> _Recorded data_
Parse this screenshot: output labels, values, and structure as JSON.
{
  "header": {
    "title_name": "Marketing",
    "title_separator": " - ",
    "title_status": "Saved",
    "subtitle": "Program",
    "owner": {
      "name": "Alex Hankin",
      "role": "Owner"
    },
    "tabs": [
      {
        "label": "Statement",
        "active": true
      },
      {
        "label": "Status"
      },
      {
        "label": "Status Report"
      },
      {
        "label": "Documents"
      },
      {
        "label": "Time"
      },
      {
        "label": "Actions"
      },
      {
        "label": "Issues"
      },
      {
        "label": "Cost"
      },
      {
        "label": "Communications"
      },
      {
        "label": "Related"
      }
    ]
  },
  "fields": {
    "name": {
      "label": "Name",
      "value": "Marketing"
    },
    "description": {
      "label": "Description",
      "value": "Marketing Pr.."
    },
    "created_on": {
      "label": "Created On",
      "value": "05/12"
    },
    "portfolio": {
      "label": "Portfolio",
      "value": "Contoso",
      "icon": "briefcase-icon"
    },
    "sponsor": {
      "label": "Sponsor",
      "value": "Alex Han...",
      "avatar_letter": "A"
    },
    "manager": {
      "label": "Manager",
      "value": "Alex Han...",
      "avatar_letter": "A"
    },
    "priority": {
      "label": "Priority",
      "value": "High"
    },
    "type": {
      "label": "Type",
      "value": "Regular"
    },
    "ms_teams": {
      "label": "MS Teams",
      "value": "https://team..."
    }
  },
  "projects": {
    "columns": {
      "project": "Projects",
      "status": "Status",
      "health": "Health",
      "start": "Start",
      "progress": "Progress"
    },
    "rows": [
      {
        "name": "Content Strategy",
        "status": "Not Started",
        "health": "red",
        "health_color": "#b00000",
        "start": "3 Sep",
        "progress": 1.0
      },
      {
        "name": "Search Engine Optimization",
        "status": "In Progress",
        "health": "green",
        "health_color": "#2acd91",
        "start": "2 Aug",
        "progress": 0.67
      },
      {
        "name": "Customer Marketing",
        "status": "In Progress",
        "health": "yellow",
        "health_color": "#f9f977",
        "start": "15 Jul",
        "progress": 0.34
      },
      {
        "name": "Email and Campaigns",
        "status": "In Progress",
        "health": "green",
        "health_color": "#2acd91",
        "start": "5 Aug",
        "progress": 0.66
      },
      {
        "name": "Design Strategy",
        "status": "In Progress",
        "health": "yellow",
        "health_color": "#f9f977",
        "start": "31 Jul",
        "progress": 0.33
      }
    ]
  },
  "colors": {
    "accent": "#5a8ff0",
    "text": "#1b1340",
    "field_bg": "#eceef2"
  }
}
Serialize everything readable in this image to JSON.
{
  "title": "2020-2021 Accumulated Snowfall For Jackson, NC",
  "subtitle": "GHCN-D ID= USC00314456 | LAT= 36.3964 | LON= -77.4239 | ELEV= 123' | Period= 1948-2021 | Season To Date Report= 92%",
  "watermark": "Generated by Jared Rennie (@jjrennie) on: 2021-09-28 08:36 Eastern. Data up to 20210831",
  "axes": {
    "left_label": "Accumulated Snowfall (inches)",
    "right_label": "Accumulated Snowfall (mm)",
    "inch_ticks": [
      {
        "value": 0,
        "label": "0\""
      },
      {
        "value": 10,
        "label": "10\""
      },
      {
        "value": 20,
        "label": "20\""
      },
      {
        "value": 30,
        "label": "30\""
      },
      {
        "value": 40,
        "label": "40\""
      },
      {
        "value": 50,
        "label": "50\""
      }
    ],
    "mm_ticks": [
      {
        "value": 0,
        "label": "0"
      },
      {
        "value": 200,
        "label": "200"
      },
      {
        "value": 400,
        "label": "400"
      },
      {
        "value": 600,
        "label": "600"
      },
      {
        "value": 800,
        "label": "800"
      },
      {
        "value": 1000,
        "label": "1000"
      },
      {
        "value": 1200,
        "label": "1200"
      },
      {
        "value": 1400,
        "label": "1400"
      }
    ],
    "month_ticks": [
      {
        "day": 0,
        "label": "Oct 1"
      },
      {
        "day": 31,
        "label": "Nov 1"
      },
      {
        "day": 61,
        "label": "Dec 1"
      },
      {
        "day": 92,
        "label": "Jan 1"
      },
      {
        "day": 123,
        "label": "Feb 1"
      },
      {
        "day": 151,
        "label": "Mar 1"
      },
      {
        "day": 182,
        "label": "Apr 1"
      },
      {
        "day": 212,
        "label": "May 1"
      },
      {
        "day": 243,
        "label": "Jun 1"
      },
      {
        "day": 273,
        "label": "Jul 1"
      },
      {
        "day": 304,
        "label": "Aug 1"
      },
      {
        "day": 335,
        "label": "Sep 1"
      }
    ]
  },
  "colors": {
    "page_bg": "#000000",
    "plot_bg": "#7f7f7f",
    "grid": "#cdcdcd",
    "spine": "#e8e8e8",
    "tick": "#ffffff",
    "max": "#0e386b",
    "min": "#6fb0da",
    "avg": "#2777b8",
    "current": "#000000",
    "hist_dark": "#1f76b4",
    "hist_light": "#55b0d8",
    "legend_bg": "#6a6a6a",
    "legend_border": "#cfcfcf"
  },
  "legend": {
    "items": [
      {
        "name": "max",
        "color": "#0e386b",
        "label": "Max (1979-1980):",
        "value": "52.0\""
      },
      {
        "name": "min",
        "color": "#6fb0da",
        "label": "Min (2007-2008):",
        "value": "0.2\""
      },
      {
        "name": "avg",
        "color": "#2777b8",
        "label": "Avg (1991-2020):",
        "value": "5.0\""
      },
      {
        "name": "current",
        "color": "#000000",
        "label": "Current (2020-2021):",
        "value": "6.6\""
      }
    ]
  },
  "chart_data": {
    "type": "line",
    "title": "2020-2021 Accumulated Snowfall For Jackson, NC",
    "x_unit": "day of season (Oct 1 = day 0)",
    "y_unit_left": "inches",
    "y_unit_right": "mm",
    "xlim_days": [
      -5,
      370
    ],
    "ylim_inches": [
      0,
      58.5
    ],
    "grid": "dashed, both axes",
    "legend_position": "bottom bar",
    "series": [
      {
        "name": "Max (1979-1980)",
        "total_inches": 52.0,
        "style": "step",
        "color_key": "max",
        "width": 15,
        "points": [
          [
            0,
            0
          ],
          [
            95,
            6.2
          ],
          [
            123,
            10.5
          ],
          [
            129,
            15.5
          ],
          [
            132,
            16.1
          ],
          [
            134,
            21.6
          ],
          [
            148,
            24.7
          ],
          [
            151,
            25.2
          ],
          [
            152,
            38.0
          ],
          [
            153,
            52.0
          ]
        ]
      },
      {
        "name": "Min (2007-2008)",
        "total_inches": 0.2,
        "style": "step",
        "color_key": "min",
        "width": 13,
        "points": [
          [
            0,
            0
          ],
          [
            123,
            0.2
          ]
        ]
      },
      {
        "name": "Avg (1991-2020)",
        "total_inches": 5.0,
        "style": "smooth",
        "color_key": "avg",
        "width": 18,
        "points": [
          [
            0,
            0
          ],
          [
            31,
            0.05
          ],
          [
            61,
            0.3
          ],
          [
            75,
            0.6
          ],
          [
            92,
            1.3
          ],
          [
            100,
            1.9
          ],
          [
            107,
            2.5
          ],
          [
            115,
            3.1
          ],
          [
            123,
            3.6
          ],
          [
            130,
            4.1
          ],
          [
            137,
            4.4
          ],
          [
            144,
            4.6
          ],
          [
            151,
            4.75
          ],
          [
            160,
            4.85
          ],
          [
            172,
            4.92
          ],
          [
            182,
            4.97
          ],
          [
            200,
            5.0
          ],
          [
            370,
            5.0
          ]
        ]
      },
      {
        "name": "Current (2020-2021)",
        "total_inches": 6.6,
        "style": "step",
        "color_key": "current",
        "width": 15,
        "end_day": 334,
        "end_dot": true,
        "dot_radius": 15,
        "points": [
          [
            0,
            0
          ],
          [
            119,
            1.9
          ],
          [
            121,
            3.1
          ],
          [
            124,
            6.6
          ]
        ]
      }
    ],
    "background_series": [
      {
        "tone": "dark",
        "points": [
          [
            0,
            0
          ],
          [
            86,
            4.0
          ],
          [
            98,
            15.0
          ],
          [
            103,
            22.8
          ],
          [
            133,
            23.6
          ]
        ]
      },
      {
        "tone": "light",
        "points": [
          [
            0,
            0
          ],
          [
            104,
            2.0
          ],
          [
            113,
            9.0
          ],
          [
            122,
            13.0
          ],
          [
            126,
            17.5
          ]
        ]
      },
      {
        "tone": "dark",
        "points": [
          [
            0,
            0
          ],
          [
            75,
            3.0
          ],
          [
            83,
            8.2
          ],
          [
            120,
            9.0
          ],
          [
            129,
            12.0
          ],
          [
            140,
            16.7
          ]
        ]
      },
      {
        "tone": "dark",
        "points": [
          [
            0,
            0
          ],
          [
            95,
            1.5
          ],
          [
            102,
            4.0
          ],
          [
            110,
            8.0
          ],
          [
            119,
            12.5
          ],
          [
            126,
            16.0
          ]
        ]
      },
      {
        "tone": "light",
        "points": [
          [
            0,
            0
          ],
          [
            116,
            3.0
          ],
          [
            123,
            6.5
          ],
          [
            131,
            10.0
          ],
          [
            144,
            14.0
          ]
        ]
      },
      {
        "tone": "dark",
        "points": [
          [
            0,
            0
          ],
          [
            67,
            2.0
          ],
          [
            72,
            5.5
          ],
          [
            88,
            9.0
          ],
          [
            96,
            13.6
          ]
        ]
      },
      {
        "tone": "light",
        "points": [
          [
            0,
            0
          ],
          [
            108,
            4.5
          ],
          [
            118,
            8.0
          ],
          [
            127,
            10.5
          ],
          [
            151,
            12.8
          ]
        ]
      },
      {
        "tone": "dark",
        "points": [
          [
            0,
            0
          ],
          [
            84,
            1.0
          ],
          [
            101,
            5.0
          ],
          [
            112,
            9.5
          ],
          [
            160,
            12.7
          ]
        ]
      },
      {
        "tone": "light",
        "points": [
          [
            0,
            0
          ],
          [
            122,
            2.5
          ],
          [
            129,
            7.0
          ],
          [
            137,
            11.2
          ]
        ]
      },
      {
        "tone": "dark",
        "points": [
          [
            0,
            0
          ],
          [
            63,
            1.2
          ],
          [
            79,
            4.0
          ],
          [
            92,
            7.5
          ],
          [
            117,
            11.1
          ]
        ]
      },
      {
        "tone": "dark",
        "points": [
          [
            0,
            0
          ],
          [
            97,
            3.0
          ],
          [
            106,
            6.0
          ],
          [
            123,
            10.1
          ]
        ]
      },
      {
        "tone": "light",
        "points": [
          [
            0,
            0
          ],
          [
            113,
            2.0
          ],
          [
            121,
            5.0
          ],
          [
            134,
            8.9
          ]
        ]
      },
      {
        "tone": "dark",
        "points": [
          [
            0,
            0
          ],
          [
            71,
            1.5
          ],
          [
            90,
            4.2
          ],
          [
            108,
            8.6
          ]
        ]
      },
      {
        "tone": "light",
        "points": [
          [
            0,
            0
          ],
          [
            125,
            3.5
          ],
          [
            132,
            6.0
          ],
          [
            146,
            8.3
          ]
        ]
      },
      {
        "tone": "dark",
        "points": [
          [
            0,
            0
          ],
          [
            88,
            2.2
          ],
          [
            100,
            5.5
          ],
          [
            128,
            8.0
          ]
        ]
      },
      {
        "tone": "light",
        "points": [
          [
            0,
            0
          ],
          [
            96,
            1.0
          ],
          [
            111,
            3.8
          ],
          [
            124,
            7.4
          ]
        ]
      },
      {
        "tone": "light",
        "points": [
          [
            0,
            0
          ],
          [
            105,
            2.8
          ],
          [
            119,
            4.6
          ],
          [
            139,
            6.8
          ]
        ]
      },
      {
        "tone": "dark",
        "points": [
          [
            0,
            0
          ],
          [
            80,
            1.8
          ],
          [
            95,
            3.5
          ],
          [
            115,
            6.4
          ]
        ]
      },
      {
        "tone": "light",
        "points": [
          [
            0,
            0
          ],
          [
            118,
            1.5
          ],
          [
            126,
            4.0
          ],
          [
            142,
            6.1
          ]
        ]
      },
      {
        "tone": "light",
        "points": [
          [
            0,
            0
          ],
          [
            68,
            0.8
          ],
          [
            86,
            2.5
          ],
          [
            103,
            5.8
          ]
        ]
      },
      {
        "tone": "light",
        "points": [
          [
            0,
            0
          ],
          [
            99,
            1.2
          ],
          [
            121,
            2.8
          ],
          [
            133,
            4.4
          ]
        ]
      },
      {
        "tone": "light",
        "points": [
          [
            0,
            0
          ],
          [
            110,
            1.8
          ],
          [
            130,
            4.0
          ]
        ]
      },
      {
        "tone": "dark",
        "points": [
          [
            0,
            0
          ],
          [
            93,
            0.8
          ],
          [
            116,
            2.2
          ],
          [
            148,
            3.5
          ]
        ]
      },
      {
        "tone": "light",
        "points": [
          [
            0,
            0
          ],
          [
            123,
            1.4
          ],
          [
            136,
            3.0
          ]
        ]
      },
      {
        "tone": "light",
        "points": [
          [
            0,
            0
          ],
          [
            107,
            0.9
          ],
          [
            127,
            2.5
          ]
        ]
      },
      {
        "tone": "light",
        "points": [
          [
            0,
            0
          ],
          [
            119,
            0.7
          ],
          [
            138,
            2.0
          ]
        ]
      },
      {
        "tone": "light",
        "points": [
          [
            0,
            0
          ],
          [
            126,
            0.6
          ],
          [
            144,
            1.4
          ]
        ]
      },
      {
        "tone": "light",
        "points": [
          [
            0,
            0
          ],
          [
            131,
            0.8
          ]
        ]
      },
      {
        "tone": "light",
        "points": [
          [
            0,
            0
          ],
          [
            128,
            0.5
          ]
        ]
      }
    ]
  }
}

> _Exercise goal_
Answer with one number only: how many lines above contain the word "Report".

> _The solution_
2